▸ Goal of the exercise:
Lay out each listing below as a numbered list with blank lines omitted. Leave out the picture lines.

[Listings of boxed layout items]
────────────────────────────────────────
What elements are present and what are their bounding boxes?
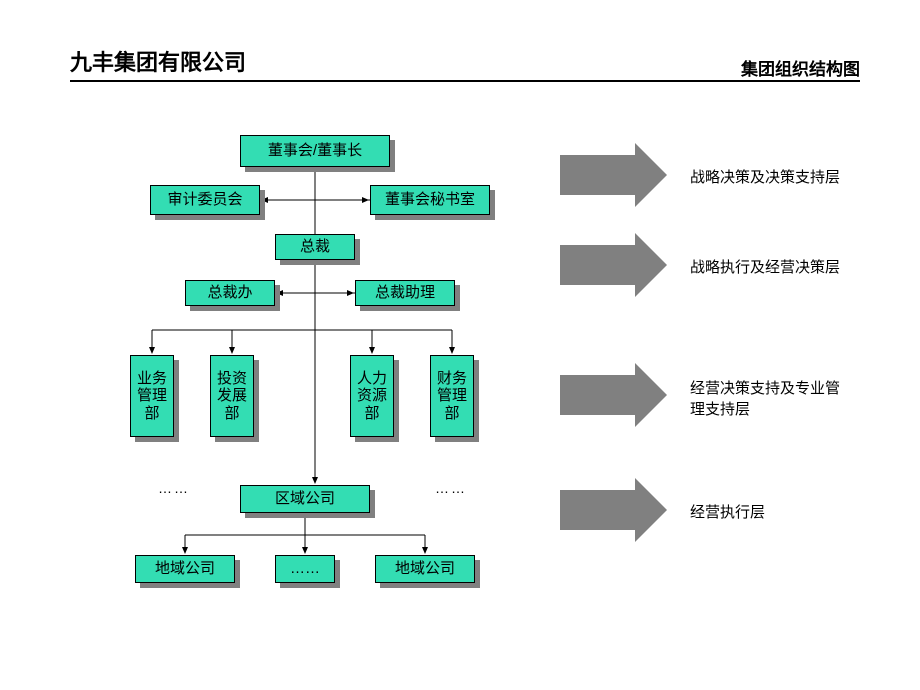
box-audit: 审计委员会 [150,185,260,215]
box-pres_assist: 总裁助理 [355,280,455,306]
box-chairman: 董事会/董事长 [240,135,390,167]
chart-subtitle: 集团组织结构图 [741,55,860,80]
layer-label-0: 战略决策及决策支持层 [690,167,840,188]
box-dept2: 投资发展部 [210,355,254,437]
header-underline [70,80,860,82]
layer-arrow-1-head [635,233,667,297]
box-secretariat: 董事会秘书室 [370,185,490,215]
layer-arrow-3-body [560,490,635,530]
layer-label-2: 经营决策支持及专业管理支持层 [690,378,850,420]
box-dept4: 财务管理部 [430,355,474,437]
ellipsis-right: …… [435,480,467,496]
ellipsis-left: …… [158,480,190,496]
box-president: 总裁 [275,234,355,260]
org-chart-canvas: 九丰集团有限公司 集团组织结构图 董事会/董事长审计委员会 董事会秘书室总裁总裁办… [0,0,920,690]
layer-arrow-0-body [560,155,635,195]
layer-arrow-3-head [635,478,667,542]
layer-label-3: 经营执行层 [690,502,765,523]
box-dept3: 人力资源部 [350,355,394,437]
layer-arrow-2-body [560,375,635,415]
box-pres_office: 总裁办 [185,280,275,306]
box-local2: 地域公司 [375,555,475,583]
box-local1: 地域公司 [135,555,235,583]
layer-arrow-2-head [635,363,667,427]
box-regional: 区域公司 [240,485,370,513]
box-dept1: 业务管理部 [130,355,174,437]
box-local_mid: …… [275,555,335,583]
layer-arrow-0-head [635,143,667,207]
layer-arrow-1-body [560,245,635,285]
company-title: 九丰集团有限公司 [70,45,246,77]
layer-label-1: 战略执行及经营决策层 [690,257,840,278]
────────────────────────────────────────
▸ Exercise response:
1. What elements are present and what are their bounding boxes?
2. box-audit: 审计委员会 [150,185,260,215]
3. box-pres_assist: 总裁助理 [355,280,455,306]
4. box-chairman: 董事会/董事长 [240,135,390,167]
5. chart-subtitle: 集团组织结构图 [741,55,860,80]
6. layer-label-0: 战略决策及决策支持层 [690,167,840,188]
7. box-dept2: 投资发展部 [210,355,254,437]
8. header-underline [70,80,860,82]
9. layer-arrow-1-head [635,233,667,297]
10. box-secretariat: 董事会秘书室 [370,185,490,215]
11. layer-arrow-3-body [560,490,635,530]
12. layer-label-2: 经营决策支持及专业管理支持层 [690,378,850,420]
13. box-dept4: 财务管理部 [430,355,474,437]
14. ellipsis-right: …… [435,480,467,496]
15. ellipsis-left: …… [158,480,190,496]
16. box-president: 总裁 [275,234,355,260]
17. org-chart-canvas: 九丰集团有限公司 集团组织结构图 董事会/董事长审计委员会 董事会秘书室总裁总裁办… [0,0,920,690]
18. layer-arrow-0-body [560,155,635,195]
19. layer-arrow-3-head [635,478,667,542]
20. layer-label-3: 经营执行层 [690,502,765,523]
21. box-dept3: 人力资源部 [350,355,394,437]
22. layer-arrow-2-body [560,375,635,415]
23. box-pres_office: 总裁办 [185,280,275,306]
24. box-local2: 地域公司 [375,555,475,583]
25. box-local1: 地域公司 [135,555,235,583]
26. layer-arrow-2-head [635,363,667,427]
27. box-regional: 区域公司 [240,485,370,513]
28. box-dept1: 业务管理部 [130,355,174,437]
29. box-local_mid: …… [275,555,335,583]
30. layer-arrow-0-head [635,143,667,207]
31. layer-arrow-1-body [560,245,635,285]
32. company-title: 九丰集团有限公司 [70,45,246,77]
33. layer-label-1: 战略执行及经营决策层 [690,257,840,278]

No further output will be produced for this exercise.